List of tasks:
1. Using the excerpt on fats and oxidative stress, answer yes or no for each statement and quote the words from the excerpt that decide it: (a) Ample data support omega-3 fatty acids as a treatment for perinatal depression. (b) The cited paper suggests DHA may perform antioxidant roles at lower rather than higher doses. (c) Oxidative stress has been implicated in preterm birth.
2. In one to three sentences, explain why the excerpt on fats and oxidative stress calls oxidative stress the enemy of a mother hoping for a healthy pregnancy and postpartum.
3. Rewrite the paragraph of the excerpt on fats and oxidative stress that begins "Oxidative stress is the enemy" as a bulleted list, keeping its main facts.

--- Document extract ---

Polyunsaturated fats, like fish oil, may have a sweet spot in terms of minimizing inflammation:

  • There is precious little data to support using omega-3 fatty acids as a treatment for perinatal depression, but there are a number of correlative studies identifying deficiency as a risk factor. This paper suggests that DHA specifically, and at lower rather than higher doses, may perform antioxidant roles. The ability of omega-3s to oxidize is related to pro-oxidant factors like dietary sugar, trans fat, alcohol, pathogen exposure, and stress.
  • Our fats and our cell membranes are happiest when they’re in good dietary supply and in a nonhostile bodily environment.

…And So Does Stress

Oxidative stress is the enemy of a mom looking for a happy pregnancy and healthy postpartum and also for her baby, and has been implicated in miscarriage, diabetes-related congenital malformations, spontaneous abortions, preterm birth, pre-eclampsia, fetal growth restriction and low birth weight, according to this review.

--- Information ---

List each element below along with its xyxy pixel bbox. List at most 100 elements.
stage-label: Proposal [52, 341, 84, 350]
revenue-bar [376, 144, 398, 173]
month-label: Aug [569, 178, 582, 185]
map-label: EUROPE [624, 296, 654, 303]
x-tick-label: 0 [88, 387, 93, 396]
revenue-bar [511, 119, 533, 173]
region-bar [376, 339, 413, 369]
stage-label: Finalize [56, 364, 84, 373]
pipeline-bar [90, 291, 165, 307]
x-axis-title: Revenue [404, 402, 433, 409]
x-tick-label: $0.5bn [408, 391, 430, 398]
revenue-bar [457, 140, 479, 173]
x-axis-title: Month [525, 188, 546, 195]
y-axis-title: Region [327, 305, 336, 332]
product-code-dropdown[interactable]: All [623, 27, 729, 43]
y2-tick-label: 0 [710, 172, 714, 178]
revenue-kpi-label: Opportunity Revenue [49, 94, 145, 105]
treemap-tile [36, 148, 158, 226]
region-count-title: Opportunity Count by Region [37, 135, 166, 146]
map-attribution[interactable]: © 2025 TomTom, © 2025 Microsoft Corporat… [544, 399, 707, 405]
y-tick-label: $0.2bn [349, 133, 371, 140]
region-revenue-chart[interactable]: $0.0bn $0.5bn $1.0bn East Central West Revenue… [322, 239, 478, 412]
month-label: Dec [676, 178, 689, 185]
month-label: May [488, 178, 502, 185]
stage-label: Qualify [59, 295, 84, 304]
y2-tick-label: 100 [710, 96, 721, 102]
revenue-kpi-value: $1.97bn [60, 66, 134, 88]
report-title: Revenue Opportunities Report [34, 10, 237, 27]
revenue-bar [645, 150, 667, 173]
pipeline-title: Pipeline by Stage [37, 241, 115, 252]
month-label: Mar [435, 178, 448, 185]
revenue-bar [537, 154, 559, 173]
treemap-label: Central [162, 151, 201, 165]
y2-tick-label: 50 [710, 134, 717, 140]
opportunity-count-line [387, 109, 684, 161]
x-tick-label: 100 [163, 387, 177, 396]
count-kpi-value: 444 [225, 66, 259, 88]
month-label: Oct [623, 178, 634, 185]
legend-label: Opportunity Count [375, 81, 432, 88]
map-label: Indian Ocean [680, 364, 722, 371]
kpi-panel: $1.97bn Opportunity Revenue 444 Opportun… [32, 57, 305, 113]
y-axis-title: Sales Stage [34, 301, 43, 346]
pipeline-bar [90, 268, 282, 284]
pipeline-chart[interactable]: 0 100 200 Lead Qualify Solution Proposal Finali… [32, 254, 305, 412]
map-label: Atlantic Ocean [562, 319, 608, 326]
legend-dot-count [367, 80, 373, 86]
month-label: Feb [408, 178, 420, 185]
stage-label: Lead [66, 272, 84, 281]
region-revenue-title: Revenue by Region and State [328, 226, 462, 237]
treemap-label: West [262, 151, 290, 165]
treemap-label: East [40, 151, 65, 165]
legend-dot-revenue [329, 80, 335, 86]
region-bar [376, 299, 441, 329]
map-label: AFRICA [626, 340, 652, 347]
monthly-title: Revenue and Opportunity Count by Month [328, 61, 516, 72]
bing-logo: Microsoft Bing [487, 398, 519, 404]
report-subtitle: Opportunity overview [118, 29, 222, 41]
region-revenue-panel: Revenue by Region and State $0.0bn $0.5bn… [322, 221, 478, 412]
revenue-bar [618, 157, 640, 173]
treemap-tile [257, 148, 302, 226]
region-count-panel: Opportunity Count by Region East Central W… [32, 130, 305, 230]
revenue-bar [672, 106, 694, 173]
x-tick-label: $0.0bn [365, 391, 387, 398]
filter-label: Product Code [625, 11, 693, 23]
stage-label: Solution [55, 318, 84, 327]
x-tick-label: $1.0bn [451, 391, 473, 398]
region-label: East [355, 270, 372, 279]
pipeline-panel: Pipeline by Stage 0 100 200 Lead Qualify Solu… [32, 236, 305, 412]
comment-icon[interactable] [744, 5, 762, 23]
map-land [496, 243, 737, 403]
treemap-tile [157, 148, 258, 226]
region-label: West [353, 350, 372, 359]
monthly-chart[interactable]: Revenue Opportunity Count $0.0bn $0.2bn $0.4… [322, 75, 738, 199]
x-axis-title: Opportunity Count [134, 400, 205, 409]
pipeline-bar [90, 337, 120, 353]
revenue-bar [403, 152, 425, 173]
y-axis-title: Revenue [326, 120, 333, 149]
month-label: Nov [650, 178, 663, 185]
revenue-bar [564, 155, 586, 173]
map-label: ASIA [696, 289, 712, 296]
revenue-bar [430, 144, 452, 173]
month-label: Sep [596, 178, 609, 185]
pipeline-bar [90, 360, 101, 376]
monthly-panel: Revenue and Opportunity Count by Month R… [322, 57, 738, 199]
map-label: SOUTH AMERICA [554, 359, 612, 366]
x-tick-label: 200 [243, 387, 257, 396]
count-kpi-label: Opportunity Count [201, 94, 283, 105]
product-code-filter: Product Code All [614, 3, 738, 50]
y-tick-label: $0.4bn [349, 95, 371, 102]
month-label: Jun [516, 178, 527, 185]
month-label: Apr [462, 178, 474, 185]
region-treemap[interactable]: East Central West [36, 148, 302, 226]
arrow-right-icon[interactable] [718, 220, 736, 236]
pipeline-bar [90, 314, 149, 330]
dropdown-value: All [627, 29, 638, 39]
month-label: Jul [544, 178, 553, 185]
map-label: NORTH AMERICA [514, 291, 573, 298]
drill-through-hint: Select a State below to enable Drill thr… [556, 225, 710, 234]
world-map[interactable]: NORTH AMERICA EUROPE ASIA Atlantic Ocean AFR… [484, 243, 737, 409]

---

Results of the tasks:
1.
(a) No: "There is precious little data to support using omega-3 fatty acids as a treatment for perinatal depression"
(b) Yes: "This paper suggests that DHA specifically, and at lower rather than higher doses, may perform antioxidant roles."
(c) Yes: "has been implicated in miscarriage, diabetes-related congenital malformations, spontaneous abortions, preterm birth"

2. A review links oxidative stress to miscarriage, diabetes-related congenital malformations, spontaneous abortions, preterm birth, pre-eclampsia, fetal growth restriction and low birth weight. These harms affect both the mother and her baby.

3.
- Oxidative stress harms both a mother seeking a healthy pregnancy and postpartum and her baby.
- According to a review, it has been implicated in:
  - miscarriage
  - diabetes-related congenital malformations
  - spontaneous abortions
  - preterm birth
  - pre-eclampsia
  - fetal growth restriction and low birth weight